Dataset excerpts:
=======

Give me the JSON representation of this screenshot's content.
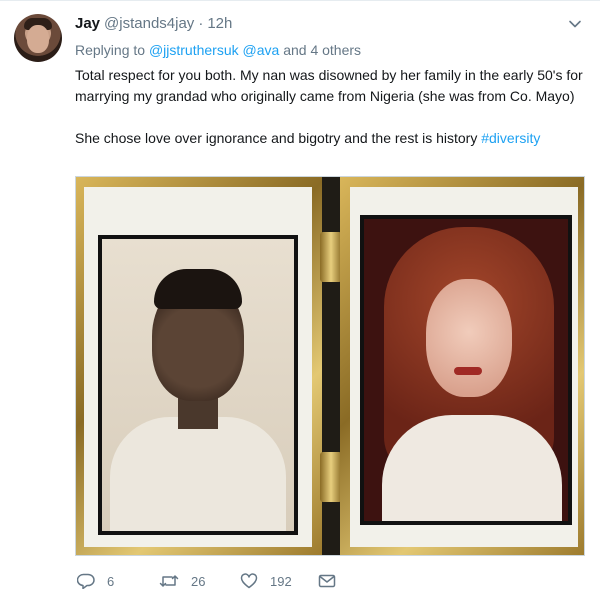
{
  "tweet": {
    "author_name": "Jay",
    "author_handle": "@jstands4jay",
    "separator": "·",
    "time": "12h",
    "replying_prefix": "Replying to",
    "replying_user1": "@jjstruthersuk",
    "replying_user2": "@ava",
    "replying_suffix": "and 4 others",
    "text_line1": "Total respect for you both. My nan was disowned by her family in the early 50's for marrying my grandad who originally came from Nigeria (she was from Co. Mayo)",
    "text_line2": "She chose love over ignorance and bigotry and the rest is history",
    "hashtag": "#diversity",
    "reply_count": "6",
    "retweet_count": "26",
    "like_count": "192"
  },
  "icons": {
    "chevron": "chevron-down-icon",
    "reply": "reply-icon",
    "retweet": "retweet-icon",
    "like": "heart-icon",
    "dm": "envelope-icon"
  },
  "colors": {
    "link": "#1da1f2",
    "secondary_text": "#657786",
    "primary_text": "#14171a"
  }
}
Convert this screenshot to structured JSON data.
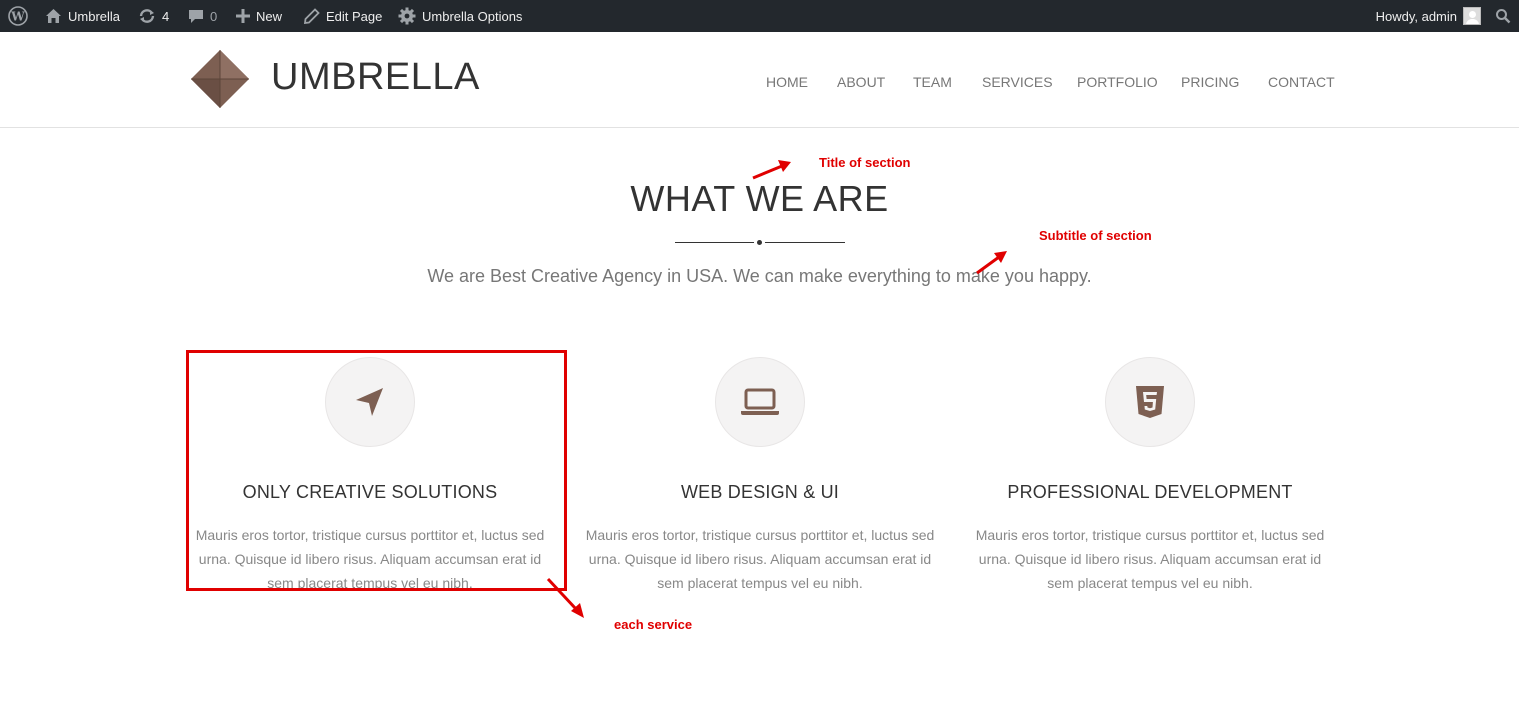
{
  "admin_bar": {
    "site_name": "Umbrella",
    "updates_count": "4",
    "comments_count": "0",
    "new_label": "New",
    "edit_page_label": "Edit Page",
    "options_label": "Umbrella Options",
    "howdy_label": "Howdy, admin"
  },
  "site": {
    "brand": "UMBRELLA",
    "nav": [
      "HOME",
      "ABOUT",
      "TEAM",
      "SERVICES",
      "PORTFOLIO",
      "PRICING",
      "CONTACT"
    ]
  },
  "section": {
    "title": "WHAT WE ARE",
    "subtitle": "We are Best Creative Agency in USA. We can make everything to make you happy."
  },
  "services": [
    {
      "icon": "location-arrow-icon",
      "title": "ONLY CREATIVE SOLUTIONS",
      "text": "Mauris eros tortor, tristique cursus porttitor et, luctus sed urna. Quisque id libero risus. Aliquam accumsan erat id sem placerat tempus vel eu nibh."
    },
    {
      "icon": "laptop-icon",
      "title": "WEB DESIGN & UI",
      "text": "Mauris eros tortor, tristique cursus porttitor et, luctus sed urna. Quisque id libero risus. Aliquam accumsan erat id sem placerat tempus vel eu nibh."
    },
    {
      "icon": "html5-icon",
      "title": "PROFESSIONAL DEVELOPMENT",
      "text": "Mauris eros tortor, tristique cursus porttitor et, luctus sed urna. Quisque id libero risus. Aliquam accumsan erat id sem placerat tempus vel eu nibh."
    }
  ],
  "annotations": {
    "title_note": "Title of section",
    "subtitle_note": "Subtitle of section",
    "service_note": "each service"
  },
  "colors": {
    "accent": "#7d5f52",
    "admin_bar": "#23282d",
    "annotation": "#e00000"
  }
}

=======

Copy the material above exactly and drop the pictures.

■ Full answer:
Give me the JSON representation of this screenshot's content.
{
  "tweet": {
    "author_name": "Jay",
    "author_handle": "@jstands4jay",
    "separator": "·",
    "time": "12h",
    "replying_prefix": "Replying to",
    "replying_user1": "@jjstruthersuk",
    "replying_user2": "@ava",
    "replying_suffix": "and 4 others",
    "text_line1": "Total respect for you both. My nan was disowned by her family in the early 50's for marrying my grandad who originally came from Nigeria (she was from Co. Mayo)",
    "text_line2": "She chose love over ignorance and bigotry and the rest is history",
    "hashtag": "#diversity",
    "reply_count": "6",
    "retweet_count": "26",
    "like_count": "192"
  },
  "icons": {
    "chevron": "chevron-down-icon",
    "reply": "reply-icon",
    "retweet": "retweet-icon",
    "like": "heart-icon",
    "dm": "envelope-icon"
  },
  "colors": {
    "link": "#1da1f2",
    "secondary_text": "#657786",
    "primary_text": "#14171a"
  }
}
Convert this screenshot to structured JSON data.
{
  "admin_bar": {
    "site_name": "Umbrella",
    "updates_count": "4",
    "comments_count": "0",
    "new_label": "New",
    "edit_page_label": "Edit Page",
    "options_label": "Umbrella Options",
    "howdy_label": "Howdy, admin"
  },
  "site": {
    "brand": "UMBRELLA",
    "nav": [
      "HOME",
      "ABOUT",
      "TEAM",
      "SERVICES",
      "PORTFOLIO",
      "PRICING",
      "CONTACT"
    ]
  },
  "section": {
    "title": "WHAT WE ARE",
    "subtitle": "We are Best Creative Agency in USA. We can make everything to make you happy."
  },
  "services": [
    {
      "icon": "location-arrow-icon",
      "title": "ONLY CREATIVE SOLUTIONS",
      "text": "Mauris eros tortor, tristique cursus porttitor et, luctus sed urna. Quisque id libero risus. Aliquam accumsan erat id sem placerat tempus vel eu nibh."
    },
    {
      "icon": "laptop-icon",
      "title": "WEB DESIGN & UI",
      "text": "Mauris eros tortor, tristique cursus porttitor et, luctus sed urna. Quisque id libero risus. Aliquam accumsan erat id sem placerat tempus vel eu nibh."
    },
    {
      "icon": "html5-icon",
      "title": "PROFESSIONAL DEVELOPMENT",
      "text": "Mauris eros tortor, tristique cursus porttitor et, luctus sed urna. Quisque id libero risus. Aliquam accumsan erat id sem placerat tempus vel eu nibh."
    }
  ],
  "annotations": {
    "title_note": "Title of section",
    "subtitle_note": "Subtitle of section",
    "service_note": "each service"
  },
  "colors": {
    "accent": "#7d5f52",
    "admin_bar": "#23282d",
    "annotation": "#e00000"
  }
}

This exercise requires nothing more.